═════ Data records

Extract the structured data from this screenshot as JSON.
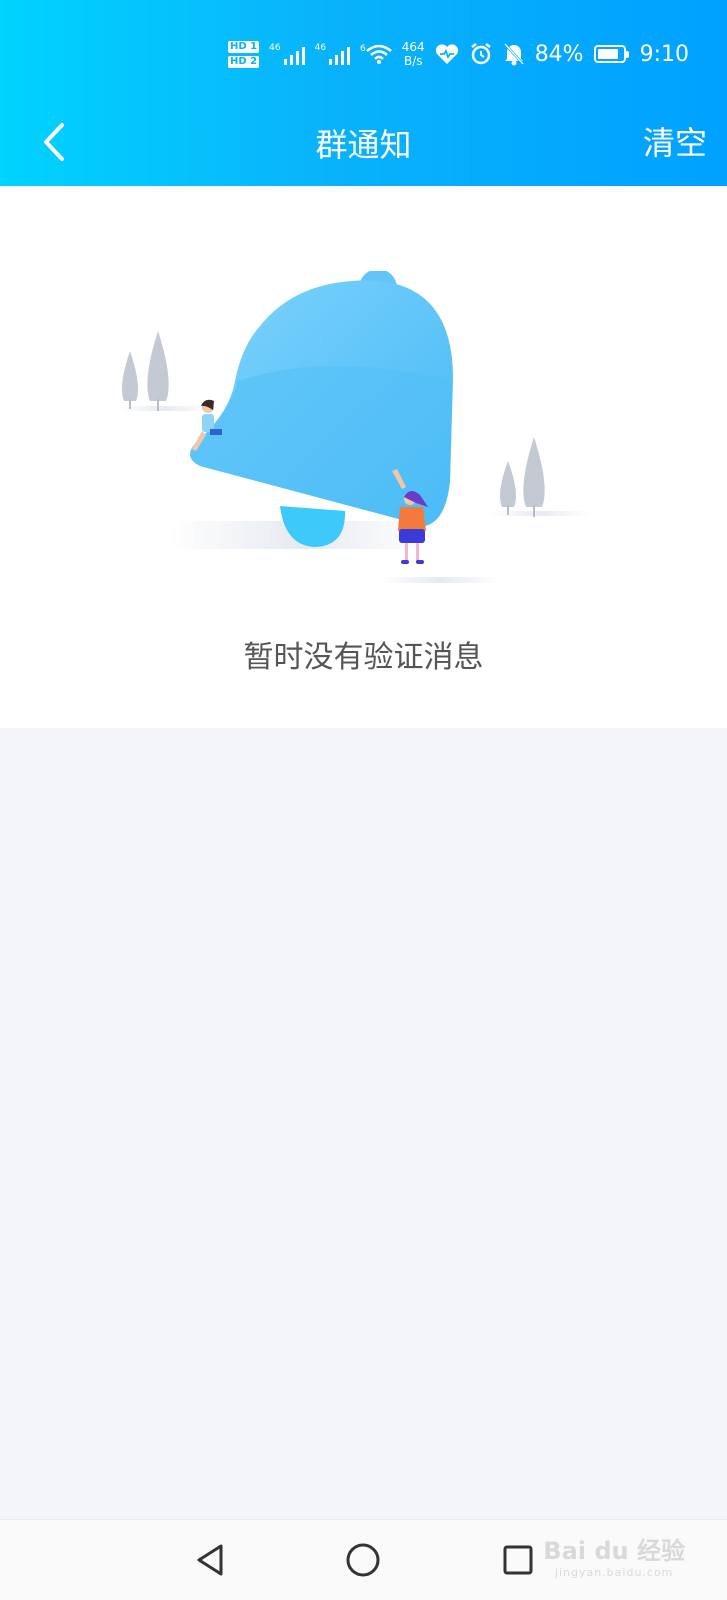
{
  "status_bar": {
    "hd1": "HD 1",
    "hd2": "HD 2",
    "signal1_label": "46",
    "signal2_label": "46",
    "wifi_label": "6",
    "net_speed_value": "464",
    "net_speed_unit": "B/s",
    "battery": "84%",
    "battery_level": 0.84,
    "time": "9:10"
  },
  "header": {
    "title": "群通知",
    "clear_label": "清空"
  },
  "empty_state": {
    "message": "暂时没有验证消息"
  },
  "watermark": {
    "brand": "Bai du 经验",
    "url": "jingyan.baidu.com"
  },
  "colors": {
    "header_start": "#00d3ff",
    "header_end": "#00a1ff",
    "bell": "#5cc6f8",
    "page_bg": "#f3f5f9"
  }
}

══════════

Goal:
Transcribe the full listing above exactly as it stands, minus the pictures.

Problem solution:
Extract the structured data from this screenshot as JSON.
{
  "status_bar": {
    "hd1": "HD 1",
    "hd2": "HD 2",
    "signal1_label": "46",
    "signal2_label": "46",
    "wifi_label": "6",
    "net_speed_value": "464",
    "net_speed_unit": "B/s",
    "battery": "84%",
    "battery_level": 0.84,
    "time": "9:10"
  },
  "header": {
    "title": "群通知",
    "clear_label": "清空"
  },
  "empty_state": {
    "message": "暂时没有验证消息"
  },
  "watermark": {
    "brand": "Bai du 经验",
    "url": "jingyan.baidu.com"
  },
  "colors": {
    "header_start": "#00d3ff",
    "header_end": "#00a1ff",
    "bell": "#5cc6f8",
    "page_bg": "#f3f5f9"
  }
}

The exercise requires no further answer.